_Working data_
═══

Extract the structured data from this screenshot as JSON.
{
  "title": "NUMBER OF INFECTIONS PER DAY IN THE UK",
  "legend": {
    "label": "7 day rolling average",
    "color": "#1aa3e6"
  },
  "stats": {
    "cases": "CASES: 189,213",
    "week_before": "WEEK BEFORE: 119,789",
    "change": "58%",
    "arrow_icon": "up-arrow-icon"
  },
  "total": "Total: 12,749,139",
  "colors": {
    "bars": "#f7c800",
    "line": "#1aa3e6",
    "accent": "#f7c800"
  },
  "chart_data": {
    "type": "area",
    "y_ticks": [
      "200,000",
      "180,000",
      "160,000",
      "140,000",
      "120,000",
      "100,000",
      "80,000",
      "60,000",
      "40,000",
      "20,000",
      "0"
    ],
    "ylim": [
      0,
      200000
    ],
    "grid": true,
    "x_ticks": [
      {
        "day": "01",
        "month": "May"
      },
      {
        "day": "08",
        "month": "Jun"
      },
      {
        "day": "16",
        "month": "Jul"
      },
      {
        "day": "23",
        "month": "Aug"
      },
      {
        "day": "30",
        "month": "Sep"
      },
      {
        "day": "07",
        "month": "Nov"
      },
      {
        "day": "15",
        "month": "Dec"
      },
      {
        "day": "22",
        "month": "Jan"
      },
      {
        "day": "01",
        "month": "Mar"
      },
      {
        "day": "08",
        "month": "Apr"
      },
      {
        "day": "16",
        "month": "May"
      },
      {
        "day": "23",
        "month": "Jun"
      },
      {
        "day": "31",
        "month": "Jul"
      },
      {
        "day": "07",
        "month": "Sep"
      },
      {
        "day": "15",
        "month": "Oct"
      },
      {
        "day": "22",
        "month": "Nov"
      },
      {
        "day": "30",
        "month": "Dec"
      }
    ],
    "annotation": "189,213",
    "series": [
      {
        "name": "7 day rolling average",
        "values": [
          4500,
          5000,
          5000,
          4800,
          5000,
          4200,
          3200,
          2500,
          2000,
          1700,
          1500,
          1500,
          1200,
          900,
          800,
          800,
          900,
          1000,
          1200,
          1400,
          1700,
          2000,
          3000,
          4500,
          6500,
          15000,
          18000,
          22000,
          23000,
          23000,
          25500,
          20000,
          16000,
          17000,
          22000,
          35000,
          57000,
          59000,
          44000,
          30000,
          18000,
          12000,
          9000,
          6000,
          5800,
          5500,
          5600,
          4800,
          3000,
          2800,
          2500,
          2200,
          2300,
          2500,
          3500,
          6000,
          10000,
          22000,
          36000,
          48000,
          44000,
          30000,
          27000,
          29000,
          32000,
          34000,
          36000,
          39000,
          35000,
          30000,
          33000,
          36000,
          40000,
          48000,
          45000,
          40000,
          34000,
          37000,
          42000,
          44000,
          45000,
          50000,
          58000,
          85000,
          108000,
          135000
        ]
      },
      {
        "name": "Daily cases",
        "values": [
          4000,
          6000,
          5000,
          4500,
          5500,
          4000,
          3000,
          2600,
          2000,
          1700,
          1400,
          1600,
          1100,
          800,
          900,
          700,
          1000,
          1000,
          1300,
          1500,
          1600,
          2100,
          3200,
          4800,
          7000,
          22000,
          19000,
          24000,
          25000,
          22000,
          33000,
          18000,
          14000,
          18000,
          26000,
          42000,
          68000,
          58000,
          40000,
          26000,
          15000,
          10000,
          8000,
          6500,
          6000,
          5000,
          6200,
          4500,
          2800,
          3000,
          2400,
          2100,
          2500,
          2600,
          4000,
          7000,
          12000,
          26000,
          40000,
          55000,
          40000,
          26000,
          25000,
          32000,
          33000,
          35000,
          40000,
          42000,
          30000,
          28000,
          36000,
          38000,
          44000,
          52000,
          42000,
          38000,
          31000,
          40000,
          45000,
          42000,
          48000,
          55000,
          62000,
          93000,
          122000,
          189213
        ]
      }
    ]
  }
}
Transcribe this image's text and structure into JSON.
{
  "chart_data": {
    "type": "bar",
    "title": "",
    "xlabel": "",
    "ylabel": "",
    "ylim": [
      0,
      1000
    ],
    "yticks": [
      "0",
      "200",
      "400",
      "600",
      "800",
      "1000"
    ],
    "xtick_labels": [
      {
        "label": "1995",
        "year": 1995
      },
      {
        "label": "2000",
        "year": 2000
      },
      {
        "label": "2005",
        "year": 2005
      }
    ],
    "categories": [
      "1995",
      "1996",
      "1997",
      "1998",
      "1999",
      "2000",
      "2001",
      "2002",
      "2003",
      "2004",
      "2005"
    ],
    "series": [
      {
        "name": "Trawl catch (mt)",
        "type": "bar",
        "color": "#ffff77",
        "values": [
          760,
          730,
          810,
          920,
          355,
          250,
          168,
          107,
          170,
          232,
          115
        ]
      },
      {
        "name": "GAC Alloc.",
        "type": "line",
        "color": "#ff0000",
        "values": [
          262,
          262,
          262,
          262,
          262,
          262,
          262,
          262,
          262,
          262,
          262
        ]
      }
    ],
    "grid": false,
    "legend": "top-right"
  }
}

═══

_Exercise directions_
Where does the word "name" appear in the listing? List each line that holds it.

_Finished exercise_
        "name": "7 day rolling average",
        "name": "Daily cases",
        "name": "Trawl catch (mt)",
        "name": "GAC Alloc.",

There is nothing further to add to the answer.